:: TASK DESCRIPTION ::
Extract the lines that hold the string "pattern".
────
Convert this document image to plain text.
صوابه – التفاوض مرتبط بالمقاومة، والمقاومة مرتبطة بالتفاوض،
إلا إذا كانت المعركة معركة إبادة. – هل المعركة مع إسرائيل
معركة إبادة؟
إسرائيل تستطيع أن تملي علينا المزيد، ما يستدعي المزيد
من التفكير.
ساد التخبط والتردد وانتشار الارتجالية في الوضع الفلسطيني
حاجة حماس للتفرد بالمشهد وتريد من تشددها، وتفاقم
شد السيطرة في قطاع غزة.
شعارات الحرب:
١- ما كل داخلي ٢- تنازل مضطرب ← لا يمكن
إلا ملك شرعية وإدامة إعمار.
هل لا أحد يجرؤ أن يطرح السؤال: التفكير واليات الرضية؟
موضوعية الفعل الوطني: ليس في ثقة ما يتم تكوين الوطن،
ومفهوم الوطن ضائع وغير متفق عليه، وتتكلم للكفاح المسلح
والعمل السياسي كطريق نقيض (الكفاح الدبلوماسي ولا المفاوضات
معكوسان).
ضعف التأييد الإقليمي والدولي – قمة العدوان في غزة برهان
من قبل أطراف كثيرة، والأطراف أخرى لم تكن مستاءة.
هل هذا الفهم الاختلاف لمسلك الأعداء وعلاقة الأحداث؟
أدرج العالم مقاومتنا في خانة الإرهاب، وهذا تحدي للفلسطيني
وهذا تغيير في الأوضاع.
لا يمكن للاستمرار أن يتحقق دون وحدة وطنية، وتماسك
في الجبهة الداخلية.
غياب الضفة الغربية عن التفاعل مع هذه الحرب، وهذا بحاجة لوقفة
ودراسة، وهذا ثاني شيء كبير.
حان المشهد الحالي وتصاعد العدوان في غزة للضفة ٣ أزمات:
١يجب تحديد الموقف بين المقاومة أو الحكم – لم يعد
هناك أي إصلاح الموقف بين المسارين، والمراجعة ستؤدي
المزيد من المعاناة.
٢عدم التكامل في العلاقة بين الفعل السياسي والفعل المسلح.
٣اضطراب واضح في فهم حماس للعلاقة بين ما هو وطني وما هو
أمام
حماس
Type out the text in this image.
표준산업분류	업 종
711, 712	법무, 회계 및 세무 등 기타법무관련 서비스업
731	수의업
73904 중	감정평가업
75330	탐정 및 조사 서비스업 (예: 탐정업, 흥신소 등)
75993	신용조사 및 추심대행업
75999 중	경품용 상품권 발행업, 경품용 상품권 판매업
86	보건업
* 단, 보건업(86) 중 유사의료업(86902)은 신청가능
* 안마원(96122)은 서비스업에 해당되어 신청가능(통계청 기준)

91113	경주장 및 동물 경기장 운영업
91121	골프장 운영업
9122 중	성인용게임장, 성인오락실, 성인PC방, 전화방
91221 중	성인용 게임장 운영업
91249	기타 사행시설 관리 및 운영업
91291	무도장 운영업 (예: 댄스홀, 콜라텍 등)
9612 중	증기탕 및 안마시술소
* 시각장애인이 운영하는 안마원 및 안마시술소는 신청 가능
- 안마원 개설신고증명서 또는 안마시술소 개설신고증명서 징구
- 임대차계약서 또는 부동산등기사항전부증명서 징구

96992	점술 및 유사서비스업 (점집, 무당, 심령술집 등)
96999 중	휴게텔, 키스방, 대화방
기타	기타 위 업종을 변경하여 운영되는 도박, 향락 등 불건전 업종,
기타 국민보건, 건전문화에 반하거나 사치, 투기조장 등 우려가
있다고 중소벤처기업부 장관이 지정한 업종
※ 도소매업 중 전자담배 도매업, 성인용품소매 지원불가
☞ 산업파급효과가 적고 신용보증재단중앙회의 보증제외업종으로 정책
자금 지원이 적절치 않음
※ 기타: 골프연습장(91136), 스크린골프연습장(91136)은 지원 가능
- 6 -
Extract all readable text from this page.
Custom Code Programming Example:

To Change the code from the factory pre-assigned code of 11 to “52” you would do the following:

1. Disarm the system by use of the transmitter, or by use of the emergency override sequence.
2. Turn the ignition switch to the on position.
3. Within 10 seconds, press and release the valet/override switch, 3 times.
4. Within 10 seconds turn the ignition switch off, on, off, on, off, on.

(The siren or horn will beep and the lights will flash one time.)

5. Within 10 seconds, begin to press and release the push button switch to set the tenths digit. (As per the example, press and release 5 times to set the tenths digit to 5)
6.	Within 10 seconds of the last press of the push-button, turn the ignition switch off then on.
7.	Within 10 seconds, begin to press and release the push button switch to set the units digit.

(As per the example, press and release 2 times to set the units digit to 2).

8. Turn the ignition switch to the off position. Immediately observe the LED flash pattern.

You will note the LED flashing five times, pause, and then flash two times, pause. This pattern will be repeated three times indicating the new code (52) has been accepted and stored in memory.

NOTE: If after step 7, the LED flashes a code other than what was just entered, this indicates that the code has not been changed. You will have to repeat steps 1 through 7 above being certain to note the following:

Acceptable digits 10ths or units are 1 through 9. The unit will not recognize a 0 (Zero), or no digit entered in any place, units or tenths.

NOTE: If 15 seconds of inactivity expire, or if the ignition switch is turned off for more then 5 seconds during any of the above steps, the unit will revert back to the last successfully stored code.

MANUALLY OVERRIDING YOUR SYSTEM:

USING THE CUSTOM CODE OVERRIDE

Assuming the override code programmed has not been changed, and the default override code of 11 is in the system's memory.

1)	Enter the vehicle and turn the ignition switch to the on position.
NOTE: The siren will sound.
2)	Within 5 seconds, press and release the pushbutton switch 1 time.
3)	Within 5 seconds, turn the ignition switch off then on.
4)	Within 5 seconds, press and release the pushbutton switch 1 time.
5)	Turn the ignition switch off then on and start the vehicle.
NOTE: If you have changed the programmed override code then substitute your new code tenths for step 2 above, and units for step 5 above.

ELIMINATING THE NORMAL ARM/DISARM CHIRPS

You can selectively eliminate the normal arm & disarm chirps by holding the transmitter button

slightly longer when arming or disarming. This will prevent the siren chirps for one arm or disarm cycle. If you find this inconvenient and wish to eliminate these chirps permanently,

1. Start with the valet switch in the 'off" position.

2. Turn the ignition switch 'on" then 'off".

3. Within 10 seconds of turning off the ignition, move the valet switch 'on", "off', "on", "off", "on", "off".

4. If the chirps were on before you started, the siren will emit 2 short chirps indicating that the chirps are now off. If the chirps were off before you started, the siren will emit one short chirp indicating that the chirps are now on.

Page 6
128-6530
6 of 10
────
:: RESULT OF THIS TASK ::
8. Turn the ignition switch to the off position. Immediately observe the LED flash pattern.
You will note the LED flashing five times, pause, and then flash two times, pause. This pattern will be repeated three times indicating the new code (52) has been accepted and stored in memory.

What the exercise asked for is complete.